[BEGIN]

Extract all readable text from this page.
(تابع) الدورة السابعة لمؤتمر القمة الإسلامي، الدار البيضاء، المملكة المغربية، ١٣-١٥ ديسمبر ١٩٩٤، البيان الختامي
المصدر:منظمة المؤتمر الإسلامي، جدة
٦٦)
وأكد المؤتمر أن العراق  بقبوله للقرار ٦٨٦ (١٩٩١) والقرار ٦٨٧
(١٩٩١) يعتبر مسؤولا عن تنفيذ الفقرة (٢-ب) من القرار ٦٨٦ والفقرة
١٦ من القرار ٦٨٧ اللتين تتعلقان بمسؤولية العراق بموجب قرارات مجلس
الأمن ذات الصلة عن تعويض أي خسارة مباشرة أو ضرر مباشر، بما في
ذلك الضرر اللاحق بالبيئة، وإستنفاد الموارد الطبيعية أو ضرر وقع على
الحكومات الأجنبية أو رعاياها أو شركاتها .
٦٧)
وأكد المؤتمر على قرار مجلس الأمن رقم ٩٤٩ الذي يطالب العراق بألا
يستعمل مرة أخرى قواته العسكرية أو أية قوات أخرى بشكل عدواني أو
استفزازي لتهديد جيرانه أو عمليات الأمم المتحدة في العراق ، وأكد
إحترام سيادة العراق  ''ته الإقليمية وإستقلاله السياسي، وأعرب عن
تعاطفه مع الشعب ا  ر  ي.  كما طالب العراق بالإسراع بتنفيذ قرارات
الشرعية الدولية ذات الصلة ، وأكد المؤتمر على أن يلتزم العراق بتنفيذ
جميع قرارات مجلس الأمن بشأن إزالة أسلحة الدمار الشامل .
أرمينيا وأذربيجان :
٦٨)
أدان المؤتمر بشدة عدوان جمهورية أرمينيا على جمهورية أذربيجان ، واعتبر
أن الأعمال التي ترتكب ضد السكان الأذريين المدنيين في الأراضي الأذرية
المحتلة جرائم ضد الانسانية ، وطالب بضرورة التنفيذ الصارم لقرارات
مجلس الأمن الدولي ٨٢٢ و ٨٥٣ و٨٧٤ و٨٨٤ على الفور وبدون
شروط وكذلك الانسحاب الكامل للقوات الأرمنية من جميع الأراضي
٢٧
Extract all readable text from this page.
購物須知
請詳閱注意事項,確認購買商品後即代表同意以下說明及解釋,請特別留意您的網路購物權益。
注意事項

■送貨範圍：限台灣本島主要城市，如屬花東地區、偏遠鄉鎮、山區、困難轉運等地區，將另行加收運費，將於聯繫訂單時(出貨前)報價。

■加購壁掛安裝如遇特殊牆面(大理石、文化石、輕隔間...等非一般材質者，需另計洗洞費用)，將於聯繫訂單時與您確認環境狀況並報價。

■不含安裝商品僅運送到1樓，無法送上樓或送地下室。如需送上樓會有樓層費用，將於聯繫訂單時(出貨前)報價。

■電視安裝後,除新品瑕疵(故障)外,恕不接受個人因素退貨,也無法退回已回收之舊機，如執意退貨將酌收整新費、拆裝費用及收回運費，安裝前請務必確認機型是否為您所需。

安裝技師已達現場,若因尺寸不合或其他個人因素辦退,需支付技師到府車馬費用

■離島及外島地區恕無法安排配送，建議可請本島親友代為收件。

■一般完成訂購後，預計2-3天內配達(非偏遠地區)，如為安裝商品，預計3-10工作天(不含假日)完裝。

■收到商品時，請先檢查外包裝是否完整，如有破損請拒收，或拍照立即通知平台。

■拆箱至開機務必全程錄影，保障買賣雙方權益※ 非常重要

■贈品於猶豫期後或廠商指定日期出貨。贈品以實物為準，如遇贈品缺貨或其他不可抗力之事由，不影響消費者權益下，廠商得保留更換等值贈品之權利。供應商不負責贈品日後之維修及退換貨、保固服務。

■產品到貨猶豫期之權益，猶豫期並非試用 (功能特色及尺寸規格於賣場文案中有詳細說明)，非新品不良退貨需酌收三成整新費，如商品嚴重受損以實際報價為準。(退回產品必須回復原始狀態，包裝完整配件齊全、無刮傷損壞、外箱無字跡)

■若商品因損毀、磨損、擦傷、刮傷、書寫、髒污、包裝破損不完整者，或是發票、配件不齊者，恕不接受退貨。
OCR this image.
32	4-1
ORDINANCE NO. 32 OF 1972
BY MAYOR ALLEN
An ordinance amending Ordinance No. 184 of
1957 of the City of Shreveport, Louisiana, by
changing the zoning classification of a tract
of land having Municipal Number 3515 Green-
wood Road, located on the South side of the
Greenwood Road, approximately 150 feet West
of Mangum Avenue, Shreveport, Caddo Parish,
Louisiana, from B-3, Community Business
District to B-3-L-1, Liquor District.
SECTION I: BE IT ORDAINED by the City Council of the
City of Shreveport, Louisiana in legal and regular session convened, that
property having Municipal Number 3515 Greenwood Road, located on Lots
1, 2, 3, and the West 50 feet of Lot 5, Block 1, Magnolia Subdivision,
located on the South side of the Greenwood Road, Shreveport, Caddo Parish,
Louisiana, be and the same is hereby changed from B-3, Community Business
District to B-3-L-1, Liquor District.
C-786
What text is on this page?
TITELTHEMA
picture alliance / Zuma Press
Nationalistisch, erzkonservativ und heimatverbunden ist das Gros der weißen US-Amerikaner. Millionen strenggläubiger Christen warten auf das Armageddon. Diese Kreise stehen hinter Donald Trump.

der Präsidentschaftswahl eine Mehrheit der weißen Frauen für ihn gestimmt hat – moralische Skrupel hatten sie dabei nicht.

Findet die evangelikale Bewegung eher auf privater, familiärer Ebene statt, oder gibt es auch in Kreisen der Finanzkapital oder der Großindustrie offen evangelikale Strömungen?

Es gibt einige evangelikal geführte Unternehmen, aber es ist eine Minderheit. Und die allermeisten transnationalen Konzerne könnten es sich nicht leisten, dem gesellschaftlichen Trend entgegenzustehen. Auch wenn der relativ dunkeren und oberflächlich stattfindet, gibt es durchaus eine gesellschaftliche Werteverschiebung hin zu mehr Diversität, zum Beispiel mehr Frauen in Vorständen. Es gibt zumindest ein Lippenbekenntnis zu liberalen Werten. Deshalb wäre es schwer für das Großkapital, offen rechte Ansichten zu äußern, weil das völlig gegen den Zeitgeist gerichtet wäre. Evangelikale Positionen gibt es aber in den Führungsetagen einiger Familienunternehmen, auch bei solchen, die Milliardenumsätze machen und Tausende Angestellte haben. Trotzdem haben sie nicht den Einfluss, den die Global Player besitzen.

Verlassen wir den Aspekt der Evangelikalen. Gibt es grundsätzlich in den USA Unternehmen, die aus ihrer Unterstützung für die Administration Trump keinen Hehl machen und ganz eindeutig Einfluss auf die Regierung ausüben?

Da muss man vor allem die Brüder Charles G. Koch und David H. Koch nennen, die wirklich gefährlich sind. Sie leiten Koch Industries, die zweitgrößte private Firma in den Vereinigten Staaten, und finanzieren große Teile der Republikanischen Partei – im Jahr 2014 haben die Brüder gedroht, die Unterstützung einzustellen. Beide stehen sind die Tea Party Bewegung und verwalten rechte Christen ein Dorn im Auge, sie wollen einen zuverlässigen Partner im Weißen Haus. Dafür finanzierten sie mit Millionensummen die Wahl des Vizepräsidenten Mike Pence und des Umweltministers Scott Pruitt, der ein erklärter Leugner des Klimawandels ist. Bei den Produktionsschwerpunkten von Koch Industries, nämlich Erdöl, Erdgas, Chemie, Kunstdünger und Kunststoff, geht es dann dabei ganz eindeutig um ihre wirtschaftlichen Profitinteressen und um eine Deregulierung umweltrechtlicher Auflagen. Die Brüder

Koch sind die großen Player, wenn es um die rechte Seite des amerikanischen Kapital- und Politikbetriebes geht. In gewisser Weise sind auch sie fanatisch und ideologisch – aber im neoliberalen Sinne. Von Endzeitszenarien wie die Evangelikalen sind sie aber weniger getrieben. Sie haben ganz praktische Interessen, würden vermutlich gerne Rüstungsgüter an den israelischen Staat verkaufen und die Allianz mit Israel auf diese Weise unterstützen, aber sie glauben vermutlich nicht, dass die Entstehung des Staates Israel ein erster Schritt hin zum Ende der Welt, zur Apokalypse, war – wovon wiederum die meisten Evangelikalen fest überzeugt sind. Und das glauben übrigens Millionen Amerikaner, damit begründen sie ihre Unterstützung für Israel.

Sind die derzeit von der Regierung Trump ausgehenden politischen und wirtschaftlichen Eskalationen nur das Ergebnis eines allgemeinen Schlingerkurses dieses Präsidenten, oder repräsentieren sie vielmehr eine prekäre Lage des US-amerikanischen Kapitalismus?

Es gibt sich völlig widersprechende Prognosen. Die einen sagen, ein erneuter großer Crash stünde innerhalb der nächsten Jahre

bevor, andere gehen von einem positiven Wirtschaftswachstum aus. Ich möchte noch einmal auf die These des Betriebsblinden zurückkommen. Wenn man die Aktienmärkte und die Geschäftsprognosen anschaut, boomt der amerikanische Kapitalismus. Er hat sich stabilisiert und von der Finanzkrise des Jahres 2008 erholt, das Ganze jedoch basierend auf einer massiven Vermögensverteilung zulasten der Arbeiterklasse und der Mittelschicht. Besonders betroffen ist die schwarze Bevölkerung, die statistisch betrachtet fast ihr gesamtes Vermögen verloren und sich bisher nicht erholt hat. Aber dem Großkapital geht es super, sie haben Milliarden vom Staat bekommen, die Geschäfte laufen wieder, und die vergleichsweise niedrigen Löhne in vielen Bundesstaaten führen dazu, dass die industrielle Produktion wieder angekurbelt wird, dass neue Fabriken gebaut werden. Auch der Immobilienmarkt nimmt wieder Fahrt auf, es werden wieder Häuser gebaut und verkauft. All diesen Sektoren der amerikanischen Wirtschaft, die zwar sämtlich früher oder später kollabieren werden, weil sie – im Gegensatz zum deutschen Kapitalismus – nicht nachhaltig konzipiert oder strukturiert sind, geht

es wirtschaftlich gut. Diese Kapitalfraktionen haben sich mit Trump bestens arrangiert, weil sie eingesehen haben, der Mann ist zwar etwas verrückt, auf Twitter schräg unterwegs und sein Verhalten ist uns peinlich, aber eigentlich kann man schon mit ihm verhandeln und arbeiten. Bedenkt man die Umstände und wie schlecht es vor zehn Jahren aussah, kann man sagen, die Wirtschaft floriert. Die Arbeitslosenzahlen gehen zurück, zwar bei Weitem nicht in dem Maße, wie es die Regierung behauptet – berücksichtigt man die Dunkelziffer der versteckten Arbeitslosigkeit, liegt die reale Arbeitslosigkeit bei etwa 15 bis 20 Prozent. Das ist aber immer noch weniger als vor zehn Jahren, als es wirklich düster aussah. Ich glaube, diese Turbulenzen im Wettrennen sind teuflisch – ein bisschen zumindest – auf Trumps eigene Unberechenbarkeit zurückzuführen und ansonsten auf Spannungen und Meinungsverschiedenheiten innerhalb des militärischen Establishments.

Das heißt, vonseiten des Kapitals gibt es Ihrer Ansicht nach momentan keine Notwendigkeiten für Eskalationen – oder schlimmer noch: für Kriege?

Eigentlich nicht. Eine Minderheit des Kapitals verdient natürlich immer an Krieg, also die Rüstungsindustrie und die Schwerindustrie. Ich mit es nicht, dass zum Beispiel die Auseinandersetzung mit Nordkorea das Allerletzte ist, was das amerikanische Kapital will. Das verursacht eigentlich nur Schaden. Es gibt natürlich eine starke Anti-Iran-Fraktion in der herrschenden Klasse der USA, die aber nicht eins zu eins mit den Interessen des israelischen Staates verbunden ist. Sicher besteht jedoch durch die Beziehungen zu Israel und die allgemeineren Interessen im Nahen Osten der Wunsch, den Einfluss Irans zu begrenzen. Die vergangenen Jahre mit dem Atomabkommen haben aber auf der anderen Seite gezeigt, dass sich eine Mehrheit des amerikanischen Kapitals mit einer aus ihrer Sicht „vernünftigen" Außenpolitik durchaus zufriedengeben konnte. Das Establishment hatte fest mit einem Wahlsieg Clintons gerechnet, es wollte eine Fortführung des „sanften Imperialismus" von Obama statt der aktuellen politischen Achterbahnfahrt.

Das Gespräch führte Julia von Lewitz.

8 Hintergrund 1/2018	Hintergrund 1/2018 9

[END]

### What you should do
Check each line of the records for the word "أرمينيا", and show the lines that contain it.

### Answer to the problem
أرمينيا وأذربيجان :
أدان المؤتمر بشدة عدوان جمهورية أرمينيا على جمهورية أذربيجان ، واعتبر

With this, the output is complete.